## THE EXERCISE
Pick out the lines below that include the string "title".

-------------------------

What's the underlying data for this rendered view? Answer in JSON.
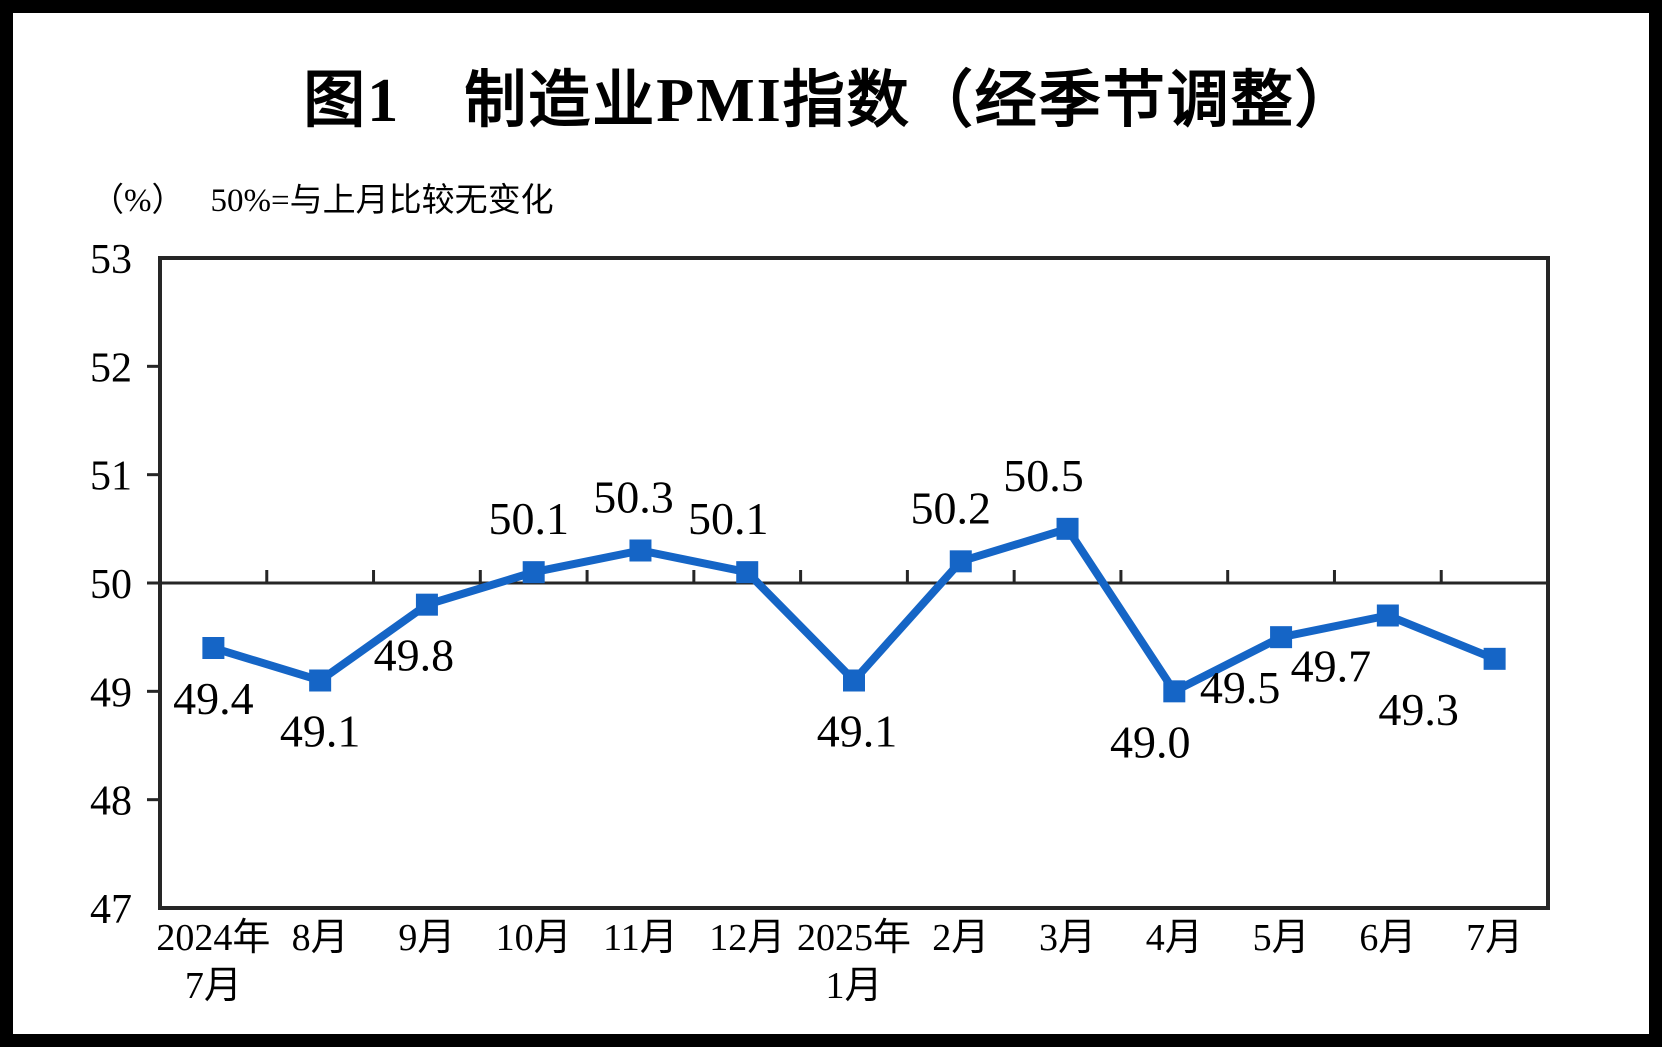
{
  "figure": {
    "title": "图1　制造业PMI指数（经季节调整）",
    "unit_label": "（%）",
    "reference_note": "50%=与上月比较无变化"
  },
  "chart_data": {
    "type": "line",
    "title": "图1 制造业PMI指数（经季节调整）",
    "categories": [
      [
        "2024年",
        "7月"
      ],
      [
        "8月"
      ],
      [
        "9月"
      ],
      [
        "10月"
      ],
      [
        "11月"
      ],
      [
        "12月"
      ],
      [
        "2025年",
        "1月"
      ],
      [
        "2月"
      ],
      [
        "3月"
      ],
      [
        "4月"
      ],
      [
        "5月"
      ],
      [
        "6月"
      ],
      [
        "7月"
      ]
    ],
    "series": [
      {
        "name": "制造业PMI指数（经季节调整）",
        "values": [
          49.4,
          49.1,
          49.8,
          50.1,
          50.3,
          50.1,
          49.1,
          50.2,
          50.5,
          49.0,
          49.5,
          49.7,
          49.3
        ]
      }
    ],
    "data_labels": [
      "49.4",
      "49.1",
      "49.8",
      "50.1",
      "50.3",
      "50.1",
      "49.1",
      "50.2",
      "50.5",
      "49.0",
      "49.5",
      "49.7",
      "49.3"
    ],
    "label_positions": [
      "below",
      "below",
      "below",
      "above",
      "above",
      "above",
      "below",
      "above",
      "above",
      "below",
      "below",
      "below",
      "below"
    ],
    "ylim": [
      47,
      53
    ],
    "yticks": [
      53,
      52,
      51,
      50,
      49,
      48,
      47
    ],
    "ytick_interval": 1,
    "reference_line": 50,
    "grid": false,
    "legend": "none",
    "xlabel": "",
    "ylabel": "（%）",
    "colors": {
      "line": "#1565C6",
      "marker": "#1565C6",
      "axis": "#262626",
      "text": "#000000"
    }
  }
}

-------------------------

## TASK ANSWER
    "title": "图1　制造业PMI指数（经季节调整）",
    "title": "图1 制造业PMI指数（经季节调整）",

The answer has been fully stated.